_What is expected_. Reproduce the entries below with "film web" changed to "plastic sheet" and nothing else altered.

- - - -

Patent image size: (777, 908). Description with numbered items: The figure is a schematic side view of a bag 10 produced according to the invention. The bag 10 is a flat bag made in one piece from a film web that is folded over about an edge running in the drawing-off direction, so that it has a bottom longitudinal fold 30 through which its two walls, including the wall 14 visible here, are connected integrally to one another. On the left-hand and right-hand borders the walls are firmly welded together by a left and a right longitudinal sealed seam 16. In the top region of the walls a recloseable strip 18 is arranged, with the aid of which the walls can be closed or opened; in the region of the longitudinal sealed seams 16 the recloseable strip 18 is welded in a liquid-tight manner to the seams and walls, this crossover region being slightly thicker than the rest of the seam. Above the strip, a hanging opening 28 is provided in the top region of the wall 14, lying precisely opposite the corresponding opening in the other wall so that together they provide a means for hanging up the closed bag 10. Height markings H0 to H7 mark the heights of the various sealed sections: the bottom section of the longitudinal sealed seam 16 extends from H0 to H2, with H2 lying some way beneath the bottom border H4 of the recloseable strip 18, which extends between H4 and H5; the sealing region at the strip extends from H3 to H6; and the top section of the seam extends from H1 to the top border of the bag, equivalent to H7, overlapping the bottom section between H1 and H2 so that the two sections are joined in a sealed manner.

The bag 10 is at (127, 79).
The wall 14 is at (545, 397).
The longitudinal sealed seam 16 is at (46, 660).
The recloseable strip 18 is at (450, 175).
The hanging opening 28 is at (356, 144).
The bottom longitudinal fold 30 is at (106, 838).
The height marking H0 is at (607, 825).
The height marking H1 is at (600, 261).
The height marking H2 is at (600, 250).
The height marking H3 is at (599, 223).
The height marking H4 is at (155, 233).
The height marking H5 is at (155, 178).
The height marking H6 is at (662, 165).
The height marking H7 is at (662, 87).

- - - -

_Response below_.
Patent image size: (777, 908). Description with numbered items: The figure is a schematic side view of a bag 10 produced according to the invention. The bag 10 is a flat bag made in one piece from a plastic sheet that is folded over about an edge running in the drawing-off direction, so that it has a bottom longitudinal fold 30 through which its two walls, including the wall 14 visible here, are connected integrally to one another. On the left-hand and right-hand borders the walls are firmly welded together by a left and a right longitudinal sealed seam 16. In the top region of the walls a recloseable strip 18 is arranged, with the aid of which the walls can be closed or opened; in the region of the longitudinal sealed seams 16 the recloseable strip 18 is welded in a liquid-tight manner to the seams and walls, this crossover region being slightly thicker than the rest of the seam. Above the strip, a hanging opening 28 is provided in the top region of the wall 14, lying precisely opposite the corresponding opening in the other wall so that together they provide a means for hanging up the closed bag 10. Height markings H0 to H7 mark the heights of the various sealed sections: the bottom section of the longitudinal sealed seam 16 extends from H0 to H2, with H2 lying some way beneath the bottom border H4 of the recloseable strip 18, which extends between H4 and H5; the sealing region at the strip extends from H3 to H6; and the top section of the seam extends from H1 to the top border of the bag, equivalent to H7, overlapping the bottom section between H1 and H2 so that the two sections are joined in a sealed manner.

The bag 10 is at (127, 79).
The wall 14 is at (545, 397).
The longitudinal sealed seam 16 is at (46, 660).
The recloseable strip 18 is at (450, 175).
The hanging opening 28 is at (356, 144).
The bottom longitudinal fold 30 is at (106, 838).
The height marking H0 is at (607, 825).
The height marking H1 is at (600, 261).
The height marking H2 is at (600, 250).
The height marking H3 is at (599, 223).
The height marking H4 is at (155, 233).
The height marking H5 is at (155, 178).
The height marking H6 is at (662, 165).
The height marking H7 is at (662, 87).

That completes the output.